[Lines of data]
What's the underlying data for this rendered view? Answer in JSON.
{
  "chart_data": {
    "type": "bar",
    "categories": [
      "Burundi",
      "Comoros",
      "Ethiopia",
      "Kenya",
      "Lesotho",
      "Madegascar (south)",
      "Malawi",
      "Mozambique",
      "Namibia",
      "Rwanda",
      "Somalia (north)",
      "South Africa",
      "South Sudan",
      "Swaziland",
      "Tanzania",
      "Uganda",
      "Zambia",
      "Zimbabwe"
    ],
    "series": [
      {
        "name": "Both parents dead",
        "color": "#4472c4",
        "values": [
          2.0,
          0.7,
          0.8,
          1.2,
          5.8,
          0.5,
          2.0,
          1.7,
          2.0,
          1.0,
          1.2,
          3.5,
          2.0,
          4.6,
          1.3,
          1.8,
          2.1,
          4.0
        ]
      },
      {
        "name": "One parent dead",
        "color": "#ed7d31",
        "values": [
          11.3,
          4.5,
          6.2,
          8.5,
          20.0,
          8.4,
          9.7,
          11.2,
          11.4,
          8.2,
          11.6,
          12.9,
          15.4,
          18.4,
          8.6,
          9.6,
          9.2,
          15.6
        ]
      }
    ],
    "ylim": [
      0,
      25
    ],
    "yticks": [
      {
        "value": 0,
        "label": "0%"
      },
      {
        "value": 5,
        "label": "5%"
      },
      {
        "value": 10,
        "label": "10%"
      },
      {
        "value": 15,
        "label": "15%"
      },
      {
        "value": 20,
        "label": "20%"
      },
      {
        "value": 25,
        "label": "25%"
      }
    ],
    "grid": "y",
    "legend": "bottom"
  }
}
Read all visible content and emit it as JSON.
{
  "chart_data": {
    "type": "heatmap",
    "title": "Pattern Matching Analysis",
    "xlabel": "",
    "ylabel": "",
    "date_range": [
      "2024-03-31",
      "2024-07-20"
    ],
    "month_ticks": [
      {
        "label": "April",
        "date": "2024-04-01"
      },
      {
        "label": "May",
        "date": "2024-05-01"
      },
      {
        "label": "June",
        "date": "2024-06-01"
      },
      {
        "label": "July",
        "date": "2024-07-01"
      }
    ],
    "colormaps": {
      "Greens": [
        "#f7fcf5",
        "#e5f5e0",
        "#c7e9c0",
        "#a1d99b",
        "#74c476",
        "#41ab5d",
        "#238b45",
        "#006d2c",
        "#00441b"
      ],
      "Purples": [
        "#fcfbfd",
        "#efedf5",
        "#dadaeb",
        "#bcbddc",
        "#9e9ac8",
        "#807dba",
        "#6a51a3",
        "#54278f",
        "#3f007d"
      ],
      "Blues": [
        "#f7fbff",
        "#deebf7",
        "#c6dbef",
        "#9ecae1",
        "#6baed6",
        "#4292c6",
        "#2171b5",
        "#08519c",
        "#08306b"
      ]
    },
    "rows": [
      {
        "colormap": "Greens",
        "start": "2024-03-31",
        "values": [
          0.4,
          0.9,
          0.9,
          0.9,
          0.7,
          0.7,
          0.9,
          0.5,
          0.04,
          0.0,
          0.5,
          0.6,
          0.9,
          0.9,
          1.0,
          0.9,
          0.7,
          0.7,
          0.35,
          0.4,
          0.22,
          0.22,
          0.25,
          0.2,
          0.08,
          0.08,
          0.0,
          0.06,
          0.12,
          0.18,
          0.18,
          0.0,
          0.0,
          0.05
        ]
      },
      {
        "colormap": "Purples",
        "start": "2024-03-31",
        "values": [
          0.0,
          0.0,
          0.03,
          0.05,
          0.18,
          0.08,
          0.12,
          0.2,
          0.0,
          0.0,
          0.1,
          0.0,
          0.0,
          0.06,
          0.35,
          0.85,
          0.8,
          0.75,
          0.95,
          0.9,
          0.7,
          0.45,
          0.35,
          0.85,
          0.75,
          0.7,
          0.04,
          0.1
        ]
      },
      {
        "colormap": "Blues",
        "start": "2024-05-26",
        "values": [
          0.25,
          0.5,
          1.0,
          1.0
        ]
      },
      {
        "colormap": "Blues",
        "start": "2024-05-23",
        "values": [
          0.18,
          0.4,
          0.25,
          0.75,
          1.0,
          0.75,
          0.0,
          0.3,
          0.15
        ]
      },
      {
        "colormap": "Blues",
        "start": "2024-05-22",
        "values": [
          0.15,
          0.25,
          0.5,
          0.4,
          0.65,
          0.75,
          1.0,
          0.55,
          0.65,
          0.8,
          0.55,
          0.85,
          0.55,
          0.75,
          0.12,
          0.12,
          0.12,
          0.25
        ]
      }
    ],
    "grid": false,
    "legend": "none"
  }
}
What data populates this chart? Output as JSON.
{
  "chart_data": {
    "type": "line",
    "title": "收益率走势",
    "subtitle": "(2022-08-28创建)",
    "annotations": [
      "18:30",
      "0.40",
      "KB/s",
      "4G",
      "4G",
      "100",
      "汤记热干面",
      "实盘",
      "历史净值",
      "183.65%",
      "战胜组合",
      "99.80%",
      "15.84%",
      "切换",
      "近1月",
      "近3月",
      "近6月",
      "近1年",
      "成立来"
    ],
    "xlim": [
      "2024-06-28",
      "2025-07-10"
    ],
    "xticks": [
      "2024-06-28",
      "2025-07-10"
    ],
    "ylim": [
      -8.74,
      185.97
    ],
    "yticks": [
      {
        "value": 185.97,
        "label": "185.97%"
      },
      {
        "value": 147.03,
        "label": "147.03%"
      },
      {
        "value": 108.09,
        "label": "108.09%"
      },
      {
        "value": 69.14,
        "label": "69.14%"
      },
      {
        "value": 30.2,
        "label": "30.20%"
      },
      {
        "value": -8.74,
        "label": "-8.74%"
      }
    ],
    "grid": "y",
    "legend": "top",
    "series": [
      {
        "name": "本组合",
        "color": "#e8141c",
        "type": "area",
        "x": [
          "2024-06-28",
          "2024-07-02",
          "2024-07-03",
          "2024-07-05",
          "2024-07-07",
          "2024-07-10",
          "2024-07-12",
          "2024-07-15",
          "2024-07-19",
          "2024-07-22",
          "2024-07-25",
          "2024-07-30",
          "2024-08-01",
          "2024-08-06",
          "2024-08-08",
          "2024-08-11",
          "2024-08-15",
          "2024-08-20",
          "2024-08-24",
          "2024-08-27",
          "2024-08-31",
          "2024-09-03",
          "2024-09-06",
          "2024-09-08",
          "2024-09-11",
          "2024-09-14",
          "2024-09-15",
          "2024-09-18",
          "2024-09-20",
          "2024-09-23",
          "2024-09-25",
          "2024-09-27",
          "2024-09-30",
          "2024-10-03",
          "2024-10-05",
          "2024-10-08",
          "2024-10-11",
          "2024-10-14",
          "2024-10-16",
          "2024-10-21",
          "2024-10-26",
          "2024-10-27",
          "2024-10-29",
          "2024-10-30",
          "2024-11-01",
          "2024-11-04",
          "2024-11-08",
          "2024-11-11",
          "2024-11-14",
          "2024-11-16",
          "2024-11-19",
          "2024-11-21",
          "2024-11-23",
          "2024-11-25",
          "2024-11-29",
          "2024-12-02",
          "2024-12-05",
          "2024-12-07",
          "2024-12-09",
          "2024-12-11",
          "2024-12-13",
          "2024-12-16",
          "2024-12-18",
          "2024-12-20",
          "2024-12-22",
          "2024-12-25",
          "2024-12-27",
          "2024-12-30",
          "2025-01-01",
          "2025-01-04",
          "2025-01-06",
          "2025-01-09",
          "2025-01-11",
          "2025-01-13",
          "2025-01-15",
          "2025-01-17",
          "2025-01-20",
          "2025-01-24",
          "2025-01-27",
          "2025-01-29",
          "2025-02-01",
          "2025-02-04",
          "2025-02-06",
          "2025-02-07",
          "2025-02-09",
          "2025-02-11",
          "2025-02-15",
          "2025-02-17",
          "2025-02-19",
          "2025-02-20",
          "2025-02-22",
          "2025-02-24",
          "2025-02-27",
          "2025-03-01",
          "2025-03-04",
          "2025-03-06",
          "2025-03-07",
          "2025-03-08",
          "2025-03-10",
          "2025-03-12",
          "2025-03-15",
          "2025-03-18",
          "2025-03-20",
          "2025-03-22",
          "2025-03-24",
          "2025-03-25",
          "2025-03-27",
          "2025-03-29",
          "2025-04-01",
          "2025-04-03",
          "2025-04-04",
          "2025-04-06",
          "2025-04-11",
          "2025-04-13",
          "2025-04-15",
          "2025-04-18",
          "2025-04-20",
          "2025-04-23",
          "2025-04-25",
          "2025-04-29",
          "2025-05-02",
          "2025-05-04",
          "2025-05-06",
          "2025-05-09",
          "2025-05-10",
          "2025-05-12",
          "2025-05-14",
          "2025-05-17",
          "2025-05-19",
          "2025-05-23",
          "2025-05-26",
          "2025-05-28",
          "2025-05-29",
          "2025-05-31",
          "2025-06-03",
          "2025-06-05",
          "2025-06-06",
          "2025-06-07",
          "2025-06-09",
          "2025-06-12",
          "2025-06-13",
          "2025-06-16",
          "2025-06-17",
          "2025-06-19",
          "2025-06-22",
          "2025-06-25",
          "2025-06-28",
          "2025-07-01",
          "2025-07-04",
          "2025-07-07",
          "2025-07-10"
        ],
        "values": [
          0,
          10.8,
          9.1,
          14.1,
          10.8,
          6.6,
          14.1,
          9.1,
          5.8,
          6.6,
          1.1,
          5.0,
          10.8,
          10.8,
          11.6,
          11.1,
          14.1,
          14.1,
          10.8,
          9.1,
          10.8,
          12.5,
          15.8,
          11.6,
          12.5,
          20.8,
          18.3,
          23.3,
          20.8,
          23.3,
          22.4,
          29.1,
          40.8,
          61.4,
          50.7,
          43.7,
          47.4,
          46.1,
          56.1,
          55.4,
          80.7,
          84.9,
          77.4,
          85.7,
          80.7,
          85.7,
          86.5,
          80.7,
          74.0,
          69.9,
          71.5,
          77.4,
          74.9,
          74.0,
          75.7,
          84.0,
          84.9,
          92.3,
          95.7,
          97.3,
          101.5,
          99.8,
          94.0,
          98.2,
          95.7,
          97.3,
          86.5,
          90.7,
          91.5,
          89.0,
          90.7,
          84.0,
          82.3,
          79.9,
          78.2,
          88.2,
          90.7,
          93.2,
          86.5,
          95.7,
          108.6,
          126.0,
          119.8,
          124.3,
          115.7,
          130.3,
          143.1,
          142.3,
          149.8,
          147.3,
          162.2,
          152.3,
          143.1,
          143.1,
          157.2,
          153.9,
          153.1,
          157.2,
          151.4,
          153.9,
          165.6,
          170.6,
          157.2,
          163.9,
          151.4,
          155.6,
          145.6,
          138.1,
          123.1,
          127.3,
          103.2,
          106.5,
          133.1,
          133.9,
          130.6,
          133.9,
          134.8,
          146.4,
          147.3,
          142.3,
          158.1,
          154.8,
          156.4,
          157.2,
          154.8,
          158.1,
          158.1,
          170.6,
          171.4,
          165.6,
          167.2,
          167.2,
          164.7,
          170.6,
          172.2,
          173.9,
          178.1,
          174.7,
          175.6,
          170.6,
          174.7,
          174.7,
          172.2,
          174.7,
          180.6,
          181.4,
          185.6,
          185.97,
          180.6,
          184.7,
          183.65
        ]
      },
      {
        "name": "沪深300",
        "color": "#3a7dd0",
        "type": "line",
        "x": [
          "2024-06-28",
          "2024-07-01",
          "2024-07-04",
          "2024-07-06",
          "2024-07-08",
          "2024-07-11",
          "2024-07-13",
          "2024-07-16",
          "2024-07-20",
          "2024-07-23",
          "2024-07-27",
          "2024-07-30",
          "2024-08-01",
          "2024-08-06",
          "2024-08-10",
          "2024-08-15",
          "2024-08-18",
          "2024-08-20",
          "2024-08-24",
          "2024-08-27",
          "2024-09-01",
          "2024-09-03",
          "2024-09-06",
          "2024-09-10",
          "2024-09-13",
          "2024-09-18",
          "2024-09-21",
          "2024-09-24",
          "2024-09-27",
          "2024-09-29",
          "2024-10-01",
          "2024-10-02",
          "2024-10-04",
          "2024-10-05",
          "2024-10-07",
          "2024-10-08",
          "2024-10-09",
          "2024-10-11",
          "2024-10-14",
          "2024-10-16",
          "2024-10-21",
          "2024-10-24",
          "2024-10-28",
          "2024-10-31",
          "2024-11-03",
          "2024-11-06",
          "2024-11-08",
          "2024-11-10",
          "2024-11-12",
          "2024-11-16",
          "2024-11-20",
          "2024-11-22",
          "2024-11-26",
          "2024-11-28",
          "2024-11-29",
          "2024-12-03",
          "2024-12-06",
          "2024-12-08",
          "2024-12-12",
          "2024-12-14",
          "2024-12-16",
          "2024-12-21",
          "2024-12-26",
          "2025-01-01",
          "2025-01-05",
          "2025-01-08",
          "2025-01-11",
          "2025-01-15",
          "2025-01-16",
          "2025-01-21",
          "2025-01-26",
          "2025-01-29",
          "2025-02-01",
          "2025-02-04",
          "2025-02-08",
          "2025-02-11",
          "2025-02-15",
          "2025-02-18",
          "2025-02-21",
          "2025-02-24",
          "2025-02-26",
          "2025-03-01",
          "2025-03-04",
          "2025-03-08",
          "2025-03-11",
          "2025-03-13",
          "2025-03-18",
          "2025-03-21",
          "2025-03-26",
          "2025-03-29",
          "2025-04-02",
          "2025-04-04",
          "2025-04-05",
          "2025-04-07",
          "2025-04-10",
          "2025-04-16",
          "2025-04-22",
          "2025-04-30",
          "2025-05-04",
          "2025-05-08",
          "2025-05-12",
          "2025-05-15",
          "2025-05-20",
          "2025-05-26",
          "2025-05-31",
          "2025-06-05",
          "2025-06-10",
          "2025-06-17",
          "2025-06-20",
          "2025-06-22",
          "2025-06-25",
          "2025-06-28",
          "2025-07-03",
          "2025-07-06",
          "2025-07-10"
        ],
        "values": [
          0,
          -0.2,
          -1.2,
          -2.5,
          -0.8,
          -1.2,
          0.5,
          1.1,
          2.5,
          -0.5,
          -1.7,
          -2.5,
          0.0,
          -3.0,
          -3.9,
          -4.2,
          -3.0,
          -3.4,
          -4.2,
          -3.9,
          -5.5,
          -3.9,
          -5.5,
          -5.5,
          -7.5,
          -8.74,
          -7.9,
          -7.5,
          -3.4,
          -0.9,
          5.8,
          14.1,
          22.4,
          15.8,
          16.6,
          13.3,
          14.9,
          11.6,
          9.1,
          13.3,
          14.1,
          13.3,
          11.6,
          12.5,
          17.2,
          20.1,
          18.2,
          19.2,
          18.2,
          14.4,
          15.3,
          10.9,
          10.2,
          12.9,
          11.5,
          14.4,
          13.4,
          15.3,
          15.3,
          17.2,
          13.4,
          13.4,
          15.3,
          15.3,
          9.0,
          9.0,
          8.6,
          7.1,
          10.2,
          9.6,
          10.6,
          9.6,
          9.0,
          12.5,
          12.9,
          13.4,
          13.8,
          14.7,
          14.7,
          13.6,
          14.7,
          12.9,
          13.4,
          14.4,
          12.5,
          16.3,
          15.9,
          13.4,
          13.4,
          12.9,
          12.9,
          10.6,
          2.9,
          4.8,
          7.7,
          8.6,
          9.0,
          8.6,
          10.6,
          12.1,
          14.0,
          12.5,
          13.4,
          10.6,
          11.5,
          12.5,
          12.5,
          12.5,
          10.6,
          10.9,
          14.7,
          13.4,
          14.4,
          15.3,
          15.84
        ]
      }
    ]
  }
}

## What you are asked to do
Copy out every line of the data that includes "start".

## The answer
        "start": "2024-03-31",
        "start": "2024-03-31",
        "start": "2024-05-26",
        "start": "2024-05-23",
        "start": "2024-05-22",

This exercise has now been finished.